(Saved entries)
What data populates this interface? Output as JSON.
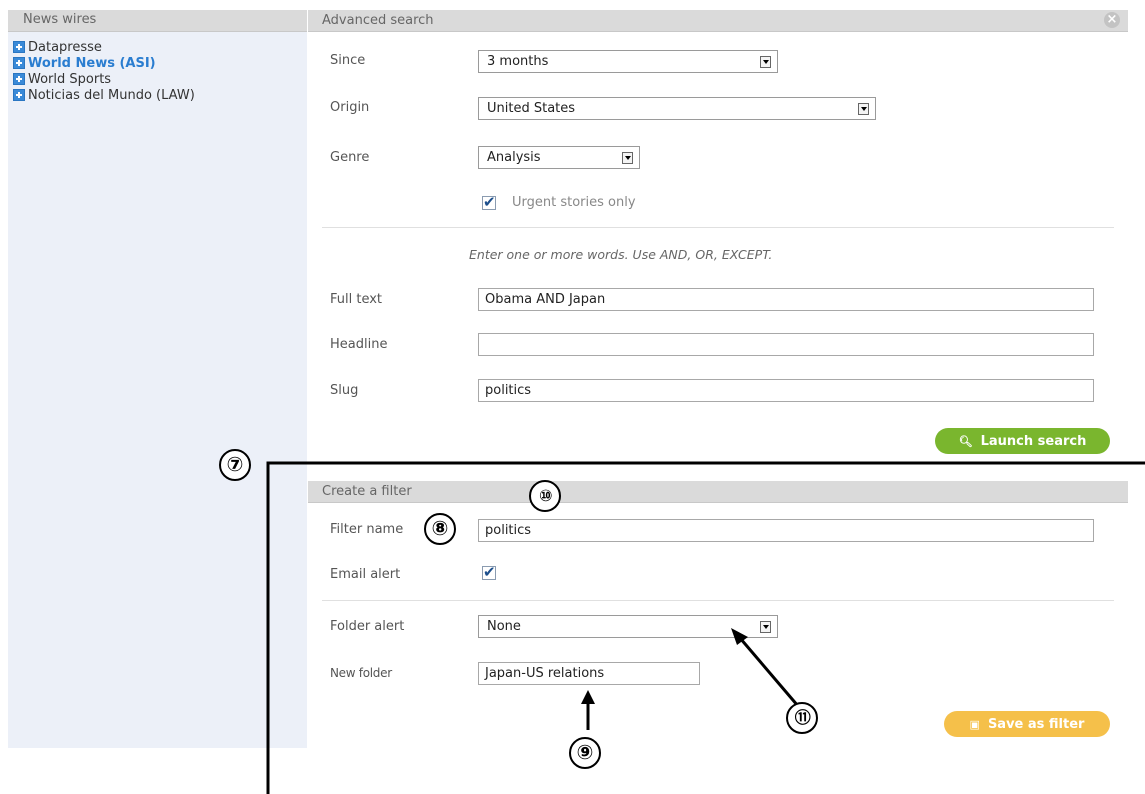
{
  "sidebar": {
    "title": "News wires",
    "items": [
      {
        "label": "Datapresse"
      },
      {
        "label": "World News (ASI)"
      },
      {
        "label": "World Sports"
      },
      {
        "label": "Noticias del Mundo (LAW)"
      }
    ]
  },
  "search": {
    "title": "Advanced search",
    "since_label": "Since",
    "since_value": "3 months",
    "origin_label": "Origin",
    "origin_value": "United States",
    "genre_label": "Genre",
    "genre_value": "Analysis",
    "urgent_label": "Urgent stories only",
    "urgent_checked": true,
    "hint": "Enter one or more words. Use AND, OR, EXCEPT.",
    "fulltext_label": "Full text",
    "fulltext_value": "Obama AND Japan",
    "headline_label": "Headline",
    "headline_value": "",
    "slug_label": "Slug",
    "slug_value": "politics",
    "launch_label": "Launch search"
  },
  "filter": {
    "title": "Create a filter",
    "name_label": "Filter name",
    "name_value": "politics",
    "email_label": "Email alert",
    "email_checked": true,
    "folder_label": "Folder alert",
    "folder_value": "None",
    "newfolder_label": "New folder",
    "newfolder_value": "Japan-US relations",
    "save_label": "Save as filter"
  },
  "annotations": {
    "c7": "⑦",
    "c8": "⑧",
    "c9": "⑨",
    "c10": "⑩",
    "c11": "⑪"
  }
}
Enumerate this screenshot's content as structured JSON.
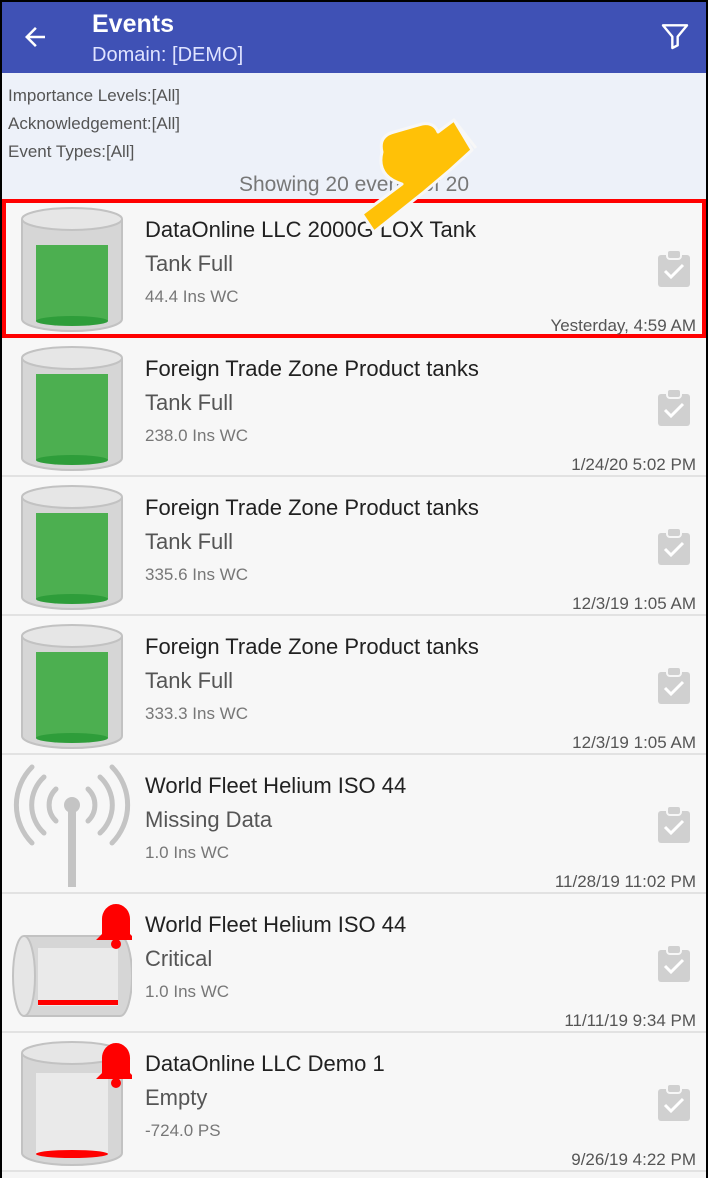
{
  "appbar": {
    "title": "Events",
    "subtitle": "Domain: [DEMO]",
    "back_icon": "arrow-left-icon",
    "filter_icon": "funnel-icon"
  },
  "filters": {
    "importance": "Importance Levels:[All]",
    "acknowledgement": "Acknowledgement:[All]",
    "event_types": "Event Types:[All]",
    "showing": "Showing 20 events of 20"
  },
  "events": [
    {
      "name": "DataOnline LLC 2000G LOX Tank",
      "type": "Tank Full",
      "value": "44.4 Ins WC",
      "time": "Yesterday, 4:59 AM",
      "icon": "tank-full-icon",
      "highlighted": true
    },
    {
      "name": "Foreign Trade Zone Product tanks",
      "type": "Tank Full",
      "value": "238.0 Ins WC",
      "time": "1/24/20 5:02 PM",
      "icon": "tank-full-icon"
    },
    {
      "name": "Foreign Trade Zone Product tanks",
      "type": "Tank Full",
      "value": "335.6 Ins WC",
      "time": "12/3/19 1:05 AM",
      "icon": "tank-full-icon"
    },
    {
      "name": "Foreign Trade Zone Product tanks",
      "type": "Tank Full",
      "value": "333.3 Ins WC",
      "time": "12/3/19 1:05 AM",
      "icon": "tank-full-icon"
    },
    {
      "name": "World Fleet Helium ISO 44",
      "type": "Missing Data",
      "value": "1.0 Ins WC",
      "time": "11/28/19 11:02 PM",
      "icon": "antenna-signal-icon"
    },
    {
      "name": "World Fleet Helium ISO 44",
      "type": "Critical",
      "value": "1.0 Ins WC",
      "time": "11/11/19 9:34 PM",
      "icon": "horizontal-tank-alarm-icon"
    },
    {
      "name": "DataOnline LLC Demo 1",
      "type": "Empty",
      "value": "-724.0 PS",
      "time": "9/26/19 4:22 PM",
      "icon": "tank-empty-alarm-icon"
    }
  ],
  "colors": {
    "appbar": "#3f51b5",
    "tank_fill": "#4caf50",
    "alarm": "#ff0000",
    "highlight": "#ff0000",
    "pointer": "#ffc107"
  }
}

• Exercise aim: What count of lines in the listing contain the word "this"? Reply with the number only.

• Result below: 2